Set exercise: Each entry below is to be given again word for word, with no pictures.

Stored records:
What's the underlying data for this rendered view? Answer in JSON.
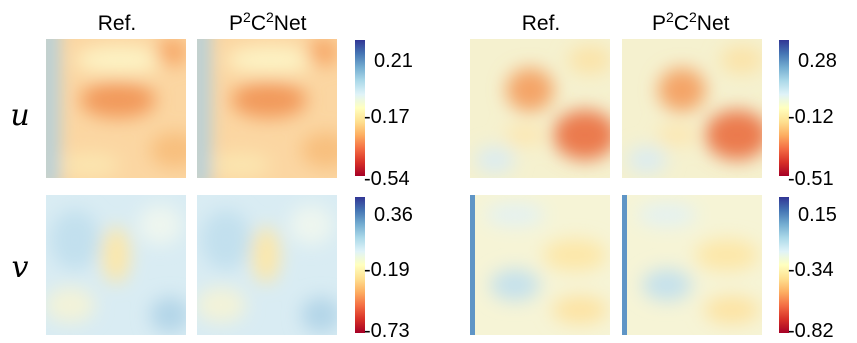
{
  "panel_headers": [
    "Ref.",
    "P",
    "2",
    "C",
    "2",
    "Net"
  ],
  "row_labels": [
    "u",
    "v"
  ],
  "groups": [
    {
      "columns": [
        "Ref.",
        "P²C²Net"
      ],
      "colorbars": [
        {
          "row": "u",
          "ticks": [
            "0.21",
            "-0.17",
            "-0.54"
          ]
        },
        {
          "row": "v",
          "ticks": [
            "0.36",
            "-0.19",
            "-0.73"
          ]
        }
      ]
    },
    {
      "columns": [
        "Ref.",
        "P²C²Net"
      ],
      "colorbars": [
        {
          "row": "u",
          "ticks": [
            "0.28",
            "-0.12",
            "-0.51"
          ]
        },
        {
          "row": "v",
          "ticks": [
            "0.15",
            "-0.34",
            "-0.82"
          ]
        }
      ]
    }
  ],
  "colormap": [
    "#a50026",
    "#d73027",
    "#f46d43",
    "#fdae61",
    "#fee090",
    "#ffffbf",
    "#e0f3f8",
    "#abd9e9",
    "#74add1",
    "#4575b4",
    "#313695"
  ],
  "chart_data": [
    {
      "type": "heatmap",
      "title": "",
      "row": "u",
      "columns": [
        "Ref.",
        "P²C²Net"
      ],
      "colorbar": [
        -0.54,
        0.21
      ],
      "ticks": [
        0.21,
        -0.17,
        -0.54
      ]
    },
    {
      "type": "heatmap",
      "title": "",
      "row": "v",
      "columns": [
        "Ref.",
        "P²C²Net"
      ],
      "colorbar": [
        -0.73,
        0.36
      ],
      "ticks": [
        0.36,
        -0.19,
        -0.73
      ]
    },
    {
      "type": "heatmap",
      "title": "",
      "row": "u",
      "columns": [
        "Ref.",
        "P²C²Net"
      ],
      "colorbar": [
        -0.51,
        0.28
      ],
      "ticks": [
        0.28,
        -0.12,
        -0.51
      ]
    },
    {
      "type": "heatmap",
      "title": "",
      "row": "v",
      "columns": [
        "Ref.",
        "P²C²Net"
      ],
      "colorbar": [
        -0.82,
        0.15
      ],
      "ticks": [
        0.15,
        -0.34,
        -0.82
      ]
    }
  ]
}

Reply:
What's the underlying data for this rendered view? Answer in JSON.
{
  "panel_headers": [
    "Ref.",
    "P",
    "2",
    "C",
    "2",
    "Net"
  ],
  "row_labels": [
    "u",
    "v"
  ],
  "groups": [
    {
      "columns": [
        "Ref.",
        "P²C²Net"
      ],
      "colorbars": [
        {
          "row": "u",
          "ticks": [
            "0.21",
            "-0.17",
            "-0.54"
          ]
        },
        {
          "row": "v",
          "ticks": [
            "0.36",
            "-0.19",
            "-0.73"
          ]
        }
      ]
    },
    {
      "columns": [
        "Ref.",
        "P²C²Net"
      ],
      "colorbars": [
        {
          "row": "u",
          "ticks": [
            "0.28",
            "-0.12",
            "-0.51"
          ]
        },
        {
          "row": "v",
          "ticks": [
            "0.15",
            "-0.34",
            "-0.82"
          ]
        }
      ]
    }
  ],
  "colormap": [
    "#a50026",
    "#d73027",
    "#f46d43",
    "#fdae61",
    "#fee090",
    "#ffffbf",
    "#e0f3f8",
    "#abd9e9",
    "#74add1",
    "#4575b4",
    "#313695"
  ],
  "chart_data": [
    {
      "type": "heatmap",
      "title": "",
      "row": "u",
      "columns": [
        "Ref.",
        "P²C²Net"
      ],
      "colorbar": [
        -0.54,
        0.21
      ],
      "ticks": [
        0.21,
        -0.17,
        -0.54
      ]
    },
    {
      "type": "heatmap",
      "title": "",
      "row": "v",
      "columns": [
        "Ref.",
        "P²C²Net"
      ],
      "colorbar": [
        -0.73,
        0.36
      ],
      "ticks": [
        0.36,
        -0.19,
        -0.73
      ]
    },
    {
      "type": "heatmap",
      "title": "",
      "row": "u",
      "columns": [
        "Ref.",
        "P²C²Net"
      ],
      "colorbar": [
        -0.51,
        0.28
      ],
      "ticks": [
        0.28,
        -0.12,
        -0.51
      ]
    },
    {
      "type": "heatmap",
      "title": "",
      "row": "v",
      "columns": [
        "Ref.",
        "P²C²Net"
      ],
      "colorbar": [
        -0.82,
        0.15
      ],
      "ticks": [
        0.15,
        -0.34,
        -0.82
      ]
    }
  ]
}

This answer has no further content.